[MATERIAL PROVIDED Boundary: Start]

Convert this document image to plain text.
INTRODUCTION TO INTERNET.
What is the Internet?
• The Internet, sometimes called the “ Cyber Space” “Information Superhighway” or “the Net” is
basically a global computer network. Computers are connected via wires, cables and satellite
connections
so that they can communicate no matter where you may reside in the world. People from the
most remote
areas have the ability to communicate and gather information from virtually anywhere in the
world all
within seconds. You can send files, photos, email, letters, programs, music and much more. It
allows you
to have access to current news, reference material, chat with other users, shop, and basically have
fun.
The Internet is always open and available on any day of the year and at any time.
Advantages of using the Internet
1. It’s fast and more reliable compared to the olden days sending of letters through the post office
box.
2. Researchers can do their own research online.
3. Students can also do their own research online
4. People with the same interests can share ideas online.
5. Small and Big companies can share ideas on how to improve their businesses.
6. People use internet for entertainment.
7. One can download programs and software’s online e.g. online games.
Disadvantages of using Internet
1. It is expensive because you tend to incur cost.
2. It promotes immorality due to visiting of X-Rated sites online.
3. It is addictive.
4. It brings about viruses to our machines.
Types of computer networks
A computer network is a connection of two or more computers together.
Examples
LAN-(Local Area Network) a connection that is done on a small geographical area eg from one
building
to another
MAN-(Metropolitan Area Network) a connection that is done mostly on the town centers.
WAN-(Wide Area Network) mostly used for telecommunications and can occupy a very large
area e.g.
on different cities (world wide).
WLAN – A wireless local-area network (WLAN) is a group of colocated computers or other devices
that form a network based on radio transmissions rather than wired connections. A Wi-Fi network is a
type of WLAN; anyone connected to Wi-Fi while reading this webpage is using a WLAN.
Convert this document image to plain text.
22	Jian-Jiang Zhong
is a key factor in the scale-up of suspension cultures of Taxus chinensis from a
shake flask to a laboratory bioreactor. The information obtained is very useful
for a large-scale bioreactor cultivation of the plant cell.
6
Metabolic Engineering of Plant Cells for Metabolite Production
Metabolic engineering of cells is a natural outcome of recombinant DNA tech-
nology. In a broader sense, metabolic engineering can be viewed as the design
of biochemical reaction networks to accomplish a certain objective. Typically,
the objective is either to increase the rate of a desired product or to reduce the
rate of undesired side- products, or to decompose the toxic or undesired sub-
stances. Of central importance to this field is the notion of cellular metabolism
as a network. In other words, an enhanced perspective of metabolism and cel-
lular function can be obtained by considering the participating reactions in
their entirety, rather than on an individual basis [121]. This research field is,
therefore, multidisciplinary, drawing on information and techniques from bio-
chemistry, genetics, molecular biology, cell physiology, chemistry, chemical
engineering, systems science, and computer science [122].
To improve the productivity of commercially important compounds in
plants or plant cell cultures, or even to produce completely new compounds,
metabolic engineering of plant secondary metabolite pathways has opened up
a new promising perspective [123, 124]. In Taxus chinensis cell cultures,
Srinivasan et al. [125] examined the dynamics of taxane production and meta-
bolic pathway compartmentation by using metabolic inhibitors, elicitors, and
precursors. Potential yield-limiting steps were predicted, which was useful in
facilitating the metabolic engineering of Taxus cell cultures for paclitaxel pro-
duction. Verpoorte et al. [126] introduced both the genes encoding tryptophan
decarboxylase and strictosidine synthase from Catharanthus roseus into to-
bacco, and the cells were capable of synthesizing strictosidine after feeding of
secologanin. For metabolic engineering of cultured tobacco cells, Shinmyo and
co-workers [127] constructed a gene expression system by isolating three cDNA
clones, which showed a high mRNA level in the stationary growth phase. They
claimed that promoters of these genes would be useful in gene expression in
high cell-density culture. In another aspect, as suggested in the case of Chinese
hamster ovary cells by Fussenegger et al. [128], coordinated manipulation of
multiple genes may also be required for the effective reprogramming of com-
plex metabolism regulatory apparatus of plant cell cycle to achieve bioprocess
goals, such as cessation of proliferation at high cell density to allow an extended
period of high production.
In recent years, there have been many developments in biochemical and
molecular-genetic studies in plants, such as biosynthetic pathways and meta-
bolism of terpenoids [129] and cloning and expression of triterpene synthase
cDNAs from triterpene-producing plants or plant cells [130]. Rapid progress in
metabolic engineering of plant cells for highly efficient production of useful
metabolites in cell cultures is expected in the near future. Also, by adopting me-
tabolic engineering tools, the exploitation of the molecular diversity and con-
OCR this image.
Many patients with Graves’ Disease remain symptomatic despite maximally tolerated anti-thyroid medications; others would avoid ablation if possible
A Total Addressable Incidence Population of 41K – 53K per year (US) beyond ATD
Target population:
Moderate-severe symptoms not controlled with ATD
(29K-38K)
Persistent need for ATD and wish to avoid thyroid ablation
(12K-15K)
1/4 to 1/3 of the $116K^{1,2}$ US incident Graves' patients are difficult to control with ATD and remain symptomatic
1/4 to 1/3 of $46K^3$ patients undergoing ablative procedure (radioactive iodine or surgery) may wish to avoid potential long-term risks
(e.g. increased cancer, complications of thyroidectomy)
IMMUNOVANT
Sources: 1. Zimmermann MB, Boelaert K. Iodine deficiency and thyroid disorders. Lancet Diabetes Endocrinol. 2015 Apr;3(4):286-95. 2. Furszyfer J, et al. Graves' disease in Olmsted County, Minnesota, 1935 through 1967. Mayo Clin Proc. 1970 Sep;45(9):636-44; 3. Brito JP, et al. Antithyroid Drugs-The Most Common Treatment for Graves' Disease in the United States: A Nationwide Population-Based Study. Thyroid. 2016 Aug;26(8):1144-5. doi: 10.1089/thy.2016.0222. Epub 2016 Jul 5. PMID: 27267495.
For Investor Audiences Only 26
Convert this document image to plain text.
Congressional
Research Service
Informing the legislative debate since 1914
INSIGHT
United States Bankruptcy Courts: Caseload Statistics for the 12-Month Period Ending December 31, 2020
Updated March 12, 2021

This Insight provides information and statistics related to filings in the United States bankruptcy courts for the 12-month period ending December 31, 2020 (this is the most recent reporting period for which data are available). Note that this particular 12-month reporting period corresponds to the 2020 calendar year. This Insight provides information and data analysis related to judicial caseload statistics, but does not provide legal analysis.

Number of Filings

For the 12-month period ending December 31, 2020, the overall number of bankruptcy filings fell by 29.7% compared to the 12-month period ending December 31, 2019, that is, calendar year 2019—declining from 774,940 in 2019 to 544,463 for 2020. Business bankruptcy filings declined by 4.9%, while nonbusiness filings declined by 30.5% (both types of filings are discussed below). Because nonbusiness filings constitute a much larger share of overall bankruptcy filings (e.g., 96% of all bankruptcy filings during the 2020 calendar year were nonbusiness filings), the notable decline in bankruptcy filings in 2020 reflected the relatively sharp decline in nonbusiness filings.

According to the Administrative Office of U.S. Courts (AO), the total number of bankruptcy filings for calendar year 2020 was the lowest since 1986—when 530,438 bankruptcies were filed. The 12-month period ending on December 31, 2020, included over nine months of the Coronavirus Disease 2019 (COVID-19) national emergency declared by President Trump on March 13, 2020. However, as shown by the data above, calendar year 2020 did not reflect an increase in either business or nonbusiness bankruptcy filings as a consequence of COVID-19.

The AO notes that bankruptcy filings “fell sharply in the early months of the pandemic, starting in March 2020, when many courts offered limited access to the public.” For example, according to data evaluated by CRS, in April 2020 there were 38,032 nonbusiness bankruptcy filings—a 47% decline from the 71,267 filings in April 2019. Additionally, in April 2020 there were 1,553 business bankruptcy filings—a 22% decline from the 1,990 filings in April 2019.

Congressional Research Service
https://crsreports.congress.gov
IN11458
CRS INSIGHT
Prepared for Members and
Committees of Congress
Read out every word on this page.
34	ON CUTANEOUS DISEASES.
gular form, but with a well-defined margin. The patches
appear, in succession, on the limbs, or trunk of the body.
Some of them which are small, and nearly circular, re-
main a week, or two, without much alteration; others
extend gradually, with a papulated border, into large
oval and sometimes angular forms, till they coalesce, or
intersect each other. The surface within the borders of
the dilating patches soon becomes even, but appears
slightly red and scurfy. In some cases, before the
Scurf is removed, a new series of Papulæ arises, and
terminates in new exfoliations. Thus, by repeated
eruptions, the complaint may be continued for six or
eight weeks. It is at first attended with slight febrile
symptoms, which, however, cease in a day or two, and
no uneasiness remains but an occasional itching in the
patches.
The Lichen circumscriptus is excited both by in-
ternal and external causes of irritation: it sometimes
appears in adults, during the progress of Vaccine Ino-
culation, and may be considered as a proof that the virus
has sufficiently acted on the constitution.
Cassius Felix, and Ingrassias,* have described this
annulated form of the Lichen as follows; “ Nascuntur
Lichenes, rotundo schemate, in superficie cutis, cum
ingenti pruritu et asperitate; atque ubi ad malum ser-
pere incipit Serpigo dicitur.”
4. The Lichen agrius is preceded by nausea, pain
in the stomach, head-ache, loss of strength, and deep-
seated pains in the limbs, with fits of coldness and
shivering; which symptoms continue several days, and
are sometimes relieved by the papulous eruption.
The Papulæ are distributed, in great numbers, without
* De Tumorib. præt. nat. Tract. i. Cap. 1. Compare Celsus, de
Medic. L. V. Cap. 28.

[MATERIAL PROVIDED Boundary: End]

EXERCISE DIRECTIONS: The answer must consist of every line above that contains the word "communicate".

ANSWER SECTION:
so that they can communicate no matter where you may reside in the world. People from the
areas have the ability to communicate and gather information from virtually anywhere in the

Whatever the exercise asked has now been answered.